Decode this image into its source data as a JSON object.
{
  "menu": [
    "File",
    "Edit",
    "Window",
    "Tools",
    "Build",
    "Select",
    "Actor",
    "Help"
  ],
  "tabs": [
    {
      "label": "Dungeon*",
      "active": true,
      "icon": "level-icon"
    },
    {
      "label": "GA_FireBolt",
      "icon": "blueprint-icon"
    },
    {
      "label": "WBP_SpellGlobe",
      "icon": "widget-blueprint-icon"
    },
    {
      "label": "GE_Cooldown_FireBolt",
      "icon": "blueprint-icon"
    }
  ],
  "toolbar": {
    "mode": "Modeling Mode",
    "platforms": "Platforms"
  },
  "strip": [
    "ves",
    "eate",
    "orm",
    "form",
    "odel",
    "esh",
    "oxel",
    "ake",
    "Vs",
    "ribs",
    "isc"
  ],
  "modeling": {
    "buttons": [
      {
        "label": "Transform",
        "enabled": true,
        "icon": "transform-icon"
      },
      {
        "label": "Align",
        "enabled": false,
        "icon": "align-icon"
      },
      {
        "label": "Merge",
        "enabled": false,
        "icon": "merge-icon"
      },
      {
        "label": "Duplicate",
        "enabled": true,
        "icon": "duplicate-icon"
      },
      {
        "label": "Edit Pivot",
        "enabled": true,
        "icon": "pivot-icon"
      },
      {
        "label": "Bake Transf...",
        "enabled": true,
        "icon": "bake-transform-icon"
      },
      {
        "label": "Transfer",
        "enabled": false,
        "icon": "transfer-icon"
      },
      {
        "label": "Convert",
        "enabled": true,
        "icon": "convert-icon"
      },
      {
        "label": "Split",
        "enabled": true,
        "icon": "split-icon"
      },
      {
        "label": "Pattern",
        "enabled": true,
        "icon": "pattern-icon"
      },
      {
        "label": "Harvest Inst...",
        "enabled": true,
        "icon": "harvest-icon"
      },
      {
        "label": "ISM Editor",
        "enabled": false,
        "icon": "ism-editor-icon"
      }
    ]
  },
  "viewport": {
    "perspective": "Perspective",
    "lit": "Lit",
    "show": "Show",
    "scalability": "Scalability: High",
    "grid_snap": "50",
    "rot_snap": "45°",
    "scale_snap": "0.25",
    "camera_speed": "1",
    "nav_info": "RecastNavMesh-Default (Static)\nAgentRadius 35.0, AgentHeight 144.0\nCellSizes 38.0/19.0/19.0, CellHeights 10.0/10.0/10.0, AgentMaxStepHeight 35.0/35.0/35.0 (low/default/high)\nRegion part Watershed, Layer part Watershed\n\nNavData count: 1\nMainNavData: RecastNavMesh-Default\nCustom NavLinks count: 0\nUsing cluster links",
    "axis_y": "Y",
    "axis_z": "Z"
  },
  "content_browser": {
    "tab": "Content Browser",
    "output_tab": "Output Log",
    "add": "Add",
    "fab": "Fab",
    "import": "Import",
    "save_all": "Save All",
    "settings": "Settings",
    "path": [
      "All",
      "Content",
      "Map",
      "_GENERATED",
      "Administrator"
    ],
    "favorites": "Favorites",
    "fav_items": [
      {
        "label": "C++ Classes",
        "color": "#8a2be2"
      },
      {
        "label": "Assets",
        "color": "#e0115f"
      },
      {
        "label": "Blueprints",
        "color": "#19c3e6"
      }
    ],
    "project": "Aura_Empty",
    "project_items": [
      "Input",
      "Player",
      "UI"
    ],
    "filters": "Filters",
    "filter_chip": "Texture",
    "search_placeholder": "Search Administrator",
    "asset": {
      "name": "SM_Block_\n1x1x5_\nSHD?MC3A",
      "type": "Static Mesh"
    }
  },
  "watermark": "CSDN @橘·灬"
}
***
• Problem: Restate every entry word for word.

• Solution to the problem:
Decode this image into its source data as a JSON object.
{
  "menu": [
    "File",
    "Edit",
    "Window",
    "Tools",
    "Build",
    "Select",
    "Actor",
    "Help"
  ],
  "tabs": [
    {
      "label": "Dungeon*",
      "active": true,
      "icon": "level-icon"
    },
    {
      "label": "GA_FireBolt",
      "icon": "blueprint-icon"
    },
    {
      "label": "WBP_SpellGlobe",
      "icon": "widget-blueprint-icon"
    },
    {
      "label": "GE_Cooldown_FireBolt",
      "icon": "blueprint-icon"
    }
  ],
  "toolbar": {
    "mode": "Modeling Mode",
    "platforms": "Platforms"
  },
  "strip": [
    "ves",
    "eate",
    "orm",
    "form",
    "odel",
    "esh",
    "oxel",
    "ake",
    "Vs",
    "ribs",
    "isc"
  ],
  "modeling": {
    "buttons": [
      {
        "label": "Transform",
        "enabled": true,
        "icon": "transform-icon"
      },
      {
        "label": "Align",
        "enabled": false,
        "icon": "align-icon"
      },
      {
        "label": "Merge",
        "enabled": false,
        "icon": "merge-icon"
      },
      {
        "label": "Duplicate",
        "enabled": true,
        "icon": "duplicate-icon"
      },
      {
        "label": "Edit Pivot",
        "enabled": true,
        "icon": "pivot-icon"
      },
      {
        "label": "Bake Transf...",
        "enabled": true,
        "icon": "bake-transform-icon"
      },
      {
        "label": "Transfer",
        "enabled": false,
        "icon": "transfer-icon"
      },
      {
        "label": "Convert",
        "enabled": true,
        "icon": "convert-icon"
      },
      {
        "label": "Split",
        "enabled": true,
        "icon": "split-icon"
      },
      {
        "label": "Pattern",
        "enabled": true,
        "icon": "pattern-icon"
      },
      {
        "label": "Harvest Inst...",
        "enabled": true,
        "icon": "harvest-icon"
      },
      {
        "label": "ISM Editor",
        "enabled": false,
        "icon": "ism-editor-icon"
      }
    ]
  },
  "viewport": {
    "perspective": "Perspective",
    "lit": "Lit",
    "show": "Show",
    "scalability": "Scalability: High",
    "grid_snap": "50",
    "rot_snap": "45°",
    "scale_snap": "0.25",
    "camera_speed": "1",
    "nav_info": "RecastNavMesh-Default (Static)\nAgentRadius 35.0, AgentHeight 144.0\nCellSizes 38.0/19.0/19.0, CellHeights 10.0/10.0/10.0, AgentMaxStepHeight 35.0/35.0/35.0 (low/default/high)\nRegion part Watershed, Layer part Watershed\n\nNavData count: 1\nMainNavData: RecastNavMesh-Default\nCustom NavLinks count: 0\nUsing cluster links",
    "axis_y": "Y",
    "axis_z": "Z"
  },
  "content_browser": {
    "tab": "Content Browser",
    "output_tab": "Output Log",
    "add": "Add",
    "fab": "Fab",
    "import": "Import",
    "save_all": "Save All",
    "settings": "Settings",
    "path": [
      "All",
      "Content",
      "Map",
      "_GENERATED",
      "Administrator"
    ],
    "favorites": "Favorites",
    "fav_items": [
      {
        "label": "C++ Classes",
        "color": "#8a2be2"
      },
      {
        "label": "Assets",
        "color": "#e0115f"
      },
      {
        "label": "Blueprints",
        "color": "#19c3e6"
      }
    ],
    "project": "Aura_Empty",
    "project_items": [
      "Input",
      "Player",
      "UI"
    ],
    "filters": "Filters",
    "filter_chip": "Texture",
    "search_placeholder": "Search Administrator",
    "asset": {
      "name": "SM_Block_\n1x1x5_\nSHD?MC3A",
      "type": "Static Mesh"
    }
  },
  "watermark": "CSDN @橘·灬"
}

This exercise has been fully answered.